(Extracted records)
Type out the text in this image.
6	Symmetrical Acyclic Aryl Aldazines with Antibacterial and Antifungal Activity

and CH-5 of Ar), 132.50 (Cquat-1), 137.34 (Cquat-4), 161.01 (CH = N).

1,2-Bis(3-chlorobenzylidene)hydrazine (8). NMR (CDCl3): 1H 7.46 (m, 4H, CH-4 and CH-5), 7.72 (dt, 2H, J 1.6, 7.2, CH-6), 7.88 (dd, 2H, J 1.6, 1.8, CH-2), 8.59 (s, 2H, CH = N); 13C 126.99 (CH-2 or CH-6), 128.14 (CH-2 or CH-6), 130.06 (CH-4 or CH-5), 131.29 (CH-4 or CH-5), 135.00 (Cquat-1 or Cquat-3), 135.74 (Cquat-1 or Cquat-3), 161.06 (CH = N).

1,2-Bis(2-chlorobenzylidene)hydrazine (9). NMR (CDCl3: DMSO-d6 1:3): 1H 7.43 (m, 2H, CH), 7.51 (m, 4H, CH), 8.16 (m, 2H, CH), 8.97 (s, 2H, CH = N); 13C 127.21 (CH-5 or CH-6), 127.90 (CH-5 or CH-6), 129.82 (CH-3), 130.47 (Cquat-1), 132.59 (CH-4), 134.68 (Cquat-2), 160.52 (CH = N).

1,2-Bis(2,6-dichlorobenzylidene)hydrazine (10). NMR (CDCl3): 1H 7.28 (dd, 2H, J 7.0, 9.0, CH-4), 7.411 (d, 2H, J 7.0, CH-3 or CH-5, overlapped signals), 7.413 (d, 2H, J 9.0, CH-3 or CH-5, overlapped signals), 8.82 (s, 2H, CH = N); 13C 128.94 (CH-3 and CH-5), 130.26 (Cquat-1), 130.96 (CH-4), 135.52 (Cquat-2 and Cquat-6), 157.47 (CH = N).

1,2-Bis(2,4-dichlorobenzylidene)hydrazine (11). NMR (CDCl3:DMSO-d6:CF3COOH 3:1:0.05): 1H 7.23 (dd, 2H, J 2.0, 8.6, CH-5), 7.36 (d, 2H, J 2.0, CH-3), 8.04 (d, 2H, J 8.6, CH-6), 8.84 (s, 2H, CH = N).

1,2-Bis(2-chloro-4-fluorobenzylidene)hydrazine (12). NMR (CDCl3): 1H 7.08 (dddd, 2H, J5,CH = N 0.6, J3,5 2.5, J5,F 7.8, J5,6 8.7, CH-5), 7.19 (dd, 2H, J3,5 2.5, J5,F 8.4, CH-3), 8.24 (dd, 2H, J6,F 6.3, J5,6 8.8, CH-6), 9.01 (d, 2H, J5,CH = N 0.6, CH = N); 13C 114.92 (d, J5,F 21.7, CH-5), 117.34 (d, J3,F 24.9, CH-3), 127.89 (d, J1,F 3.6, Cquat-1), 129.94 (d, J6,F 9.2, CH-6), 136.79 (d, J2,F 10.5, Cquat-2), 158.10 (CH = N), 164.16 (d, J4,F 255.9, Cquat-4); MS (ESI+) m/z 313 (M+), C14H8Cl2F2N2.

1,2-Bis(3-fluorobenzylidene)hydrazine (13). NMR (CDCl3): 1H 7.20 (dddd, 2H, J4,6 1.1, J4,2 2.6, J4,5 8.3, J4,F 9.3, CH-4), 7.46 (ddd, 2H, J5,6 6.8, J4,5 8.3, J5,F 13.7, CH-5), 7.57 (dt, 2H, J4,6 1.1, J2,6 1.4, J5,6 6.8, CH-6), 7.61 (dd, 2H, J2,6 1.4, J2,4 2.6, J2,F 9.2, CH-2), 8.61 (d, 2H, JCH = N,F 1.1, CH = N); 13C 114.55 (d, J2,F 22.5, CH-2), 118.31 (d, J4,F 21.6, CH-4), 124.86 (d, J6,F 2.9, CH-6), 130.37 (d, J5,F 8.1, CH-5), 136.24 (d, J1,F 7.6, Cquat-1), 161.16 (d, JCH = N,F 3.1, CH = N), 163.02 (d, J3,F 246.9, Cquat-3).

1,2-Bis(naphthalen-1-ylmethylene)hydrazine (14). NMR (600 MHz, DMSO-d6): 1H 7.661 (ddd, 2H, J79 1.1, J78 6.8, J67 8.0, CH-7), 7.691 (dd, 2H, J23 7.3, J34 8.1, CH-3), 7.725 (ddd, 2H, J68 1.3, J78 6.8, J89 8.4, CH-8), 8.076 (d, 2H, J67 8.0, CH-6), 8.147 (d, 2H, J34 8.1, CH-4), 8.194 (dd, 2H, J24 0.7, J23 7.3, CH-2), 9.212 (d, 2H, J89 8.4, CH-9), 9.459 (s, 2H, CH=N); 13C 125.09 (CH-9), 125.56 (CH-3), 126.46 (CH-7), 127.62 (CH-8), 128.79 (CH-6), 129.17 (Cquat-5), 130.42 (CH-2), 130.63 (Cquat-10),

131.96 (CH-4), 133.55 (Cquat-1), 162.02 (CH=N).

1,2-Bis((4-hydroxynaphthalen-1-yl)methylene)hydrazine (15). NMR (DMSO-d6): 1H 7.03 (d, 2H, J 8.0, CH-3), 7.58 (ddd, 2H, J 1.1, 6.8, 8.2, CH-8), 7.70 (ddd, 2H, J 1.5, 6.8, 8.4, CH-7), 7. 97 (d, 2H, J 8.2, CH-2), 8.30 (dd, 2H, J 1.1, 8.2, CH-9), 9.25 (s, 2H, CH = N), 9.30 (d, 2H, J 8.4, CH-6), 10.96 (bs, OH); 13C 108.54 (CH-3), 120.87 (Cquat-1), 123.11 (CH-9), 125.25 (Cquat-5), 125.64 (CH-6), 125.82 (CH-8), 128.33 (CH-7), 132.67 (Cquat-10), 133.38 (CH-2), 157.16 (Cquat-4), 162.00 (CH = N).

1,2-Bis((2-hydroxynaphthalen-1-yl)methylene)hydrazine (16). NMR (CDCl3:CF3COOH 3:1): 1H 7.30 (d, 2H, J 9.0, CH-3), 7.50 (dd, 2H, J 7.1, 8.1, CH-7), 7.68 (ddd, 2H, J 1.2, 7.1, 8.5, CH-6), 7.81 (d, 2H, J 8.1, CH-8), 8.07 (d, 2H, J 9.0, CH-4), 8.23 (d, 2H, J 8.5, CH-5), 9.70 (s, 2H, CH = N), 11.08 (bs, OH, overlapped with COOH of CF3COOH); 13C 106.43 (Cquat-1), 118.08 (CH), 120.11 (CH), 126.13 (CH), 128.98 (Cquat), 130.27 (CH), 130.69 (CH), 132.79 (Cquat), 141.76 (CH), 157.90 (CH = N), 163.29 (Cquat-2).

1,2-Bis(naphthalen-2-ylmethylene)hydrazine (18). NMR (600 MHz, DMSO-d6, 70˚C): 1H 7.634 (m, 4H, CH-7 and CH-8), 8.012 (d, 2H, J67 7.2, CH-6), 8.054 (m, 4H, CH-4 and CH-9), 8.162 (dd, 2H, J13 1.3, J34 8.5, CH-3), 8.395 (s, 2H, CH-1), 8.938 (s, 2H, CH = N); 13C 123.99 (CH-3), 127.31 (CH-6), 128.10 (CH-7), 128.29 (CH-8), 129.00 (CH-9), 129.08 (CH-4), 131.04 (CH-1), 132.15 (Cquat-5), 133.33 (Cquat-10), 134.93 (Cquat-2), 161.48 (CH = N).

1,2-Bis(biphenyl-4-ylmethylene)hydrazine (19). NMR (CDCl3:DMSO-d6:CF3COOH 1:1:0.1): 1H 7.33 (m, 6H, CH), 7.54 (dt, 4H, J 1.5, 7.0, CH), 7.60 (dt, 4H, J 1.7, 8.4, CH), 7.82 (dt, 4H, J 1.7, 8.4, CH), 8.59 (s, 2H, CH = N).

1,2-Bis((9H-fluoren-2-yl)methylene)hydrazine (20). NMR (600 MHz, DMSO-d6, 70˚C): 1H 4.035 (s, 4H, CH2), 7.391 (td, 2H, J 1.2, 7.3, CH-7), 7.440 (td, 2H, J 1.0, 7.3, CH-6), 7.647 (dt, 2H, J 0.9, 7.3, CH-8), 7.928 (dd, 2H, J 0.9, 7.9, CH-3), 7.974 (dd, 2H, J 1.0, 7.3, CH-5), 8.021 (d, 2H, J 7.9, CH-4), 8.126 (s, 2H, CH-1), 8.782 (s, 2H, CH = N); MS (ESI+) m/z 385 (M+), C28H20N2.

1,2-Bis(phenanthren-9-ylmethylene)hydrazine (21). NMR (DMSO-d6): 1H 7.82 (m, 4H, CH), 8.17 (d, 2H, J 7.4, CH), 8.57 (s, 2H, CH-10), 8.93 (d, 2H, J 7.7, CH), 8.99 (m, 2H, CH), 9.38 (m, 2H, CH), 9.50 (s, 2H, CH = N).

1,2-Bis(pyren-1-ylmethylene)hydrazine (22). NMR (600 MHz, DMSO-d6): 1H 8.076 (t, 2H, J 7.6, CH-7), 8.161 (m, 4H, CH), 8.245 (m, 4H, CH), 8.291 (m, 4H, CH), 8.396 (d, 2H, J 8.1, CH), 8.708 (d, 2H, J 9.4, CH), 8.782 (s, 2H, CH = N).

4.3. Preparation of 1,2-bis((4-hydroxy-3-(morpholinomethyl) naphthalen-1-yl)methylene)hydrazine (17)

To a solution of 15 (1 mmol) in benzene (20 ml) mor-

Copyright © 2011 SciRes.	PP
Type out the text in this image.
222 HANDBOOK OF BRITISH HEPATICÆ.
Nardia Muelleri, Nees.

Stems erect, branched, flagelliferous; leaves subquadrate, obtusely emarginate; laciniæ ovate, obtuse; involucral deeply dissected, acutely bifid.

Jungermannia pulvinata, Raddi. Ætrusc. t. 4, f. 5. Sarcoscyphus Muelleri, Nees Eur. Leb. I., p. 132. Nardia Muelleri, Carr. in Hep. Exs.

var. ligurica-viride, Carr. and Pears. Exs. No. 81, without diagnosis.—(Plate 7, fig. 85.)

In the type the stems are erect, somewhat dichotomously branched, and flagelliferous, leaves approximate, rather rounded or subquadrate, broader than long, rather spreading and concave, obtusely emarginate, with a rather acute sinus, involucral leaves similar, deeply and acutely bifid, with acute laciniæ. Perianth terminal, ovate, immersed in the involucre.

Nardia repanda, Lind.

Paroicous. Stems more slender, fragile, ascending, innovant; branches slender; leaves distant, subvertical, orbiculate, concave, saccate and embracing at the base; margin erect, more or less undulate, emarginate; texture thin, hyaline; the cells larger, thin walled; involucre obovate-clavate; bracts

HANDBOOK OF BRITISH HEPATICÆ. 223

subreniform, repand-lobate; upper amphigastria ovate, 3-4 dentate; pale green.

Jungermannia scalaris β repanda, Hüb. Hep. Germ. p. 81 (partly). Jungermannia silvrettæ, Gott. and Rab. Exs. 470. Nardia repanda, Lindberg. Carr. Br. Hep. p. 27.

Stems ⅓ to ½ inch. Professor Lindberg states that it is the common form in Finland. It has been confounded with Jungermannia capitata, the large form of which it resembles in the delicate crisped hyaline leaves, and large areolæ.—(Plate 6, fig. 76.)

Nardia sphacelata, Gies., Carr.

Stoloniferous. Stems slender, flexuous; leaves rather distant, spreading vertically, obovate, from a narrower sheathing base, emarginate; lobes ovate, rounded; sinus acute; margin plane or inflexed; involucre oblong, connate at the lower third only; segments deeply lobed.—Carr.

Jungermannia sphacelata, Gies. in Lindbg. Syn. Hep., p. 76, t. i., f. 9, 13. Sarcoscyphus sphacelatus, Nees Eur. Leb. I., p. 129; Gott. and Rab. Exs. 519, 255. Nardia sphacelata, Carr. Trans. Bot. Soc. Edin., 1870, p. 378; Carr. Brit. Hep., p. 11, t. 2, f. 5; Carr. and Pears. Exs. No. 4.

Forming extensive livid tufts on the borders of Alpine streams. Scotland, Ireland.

▸ PROBLEM TO WORK ON
Lines above that contain the string "HEPATICÆ" make up the answer.

▸ OUTPUT OF THE TASK
222 HANDBOOK OF BRITISH HEPATICÆ.
HANDBOOK OF BRITISH HEPATICÆ. 223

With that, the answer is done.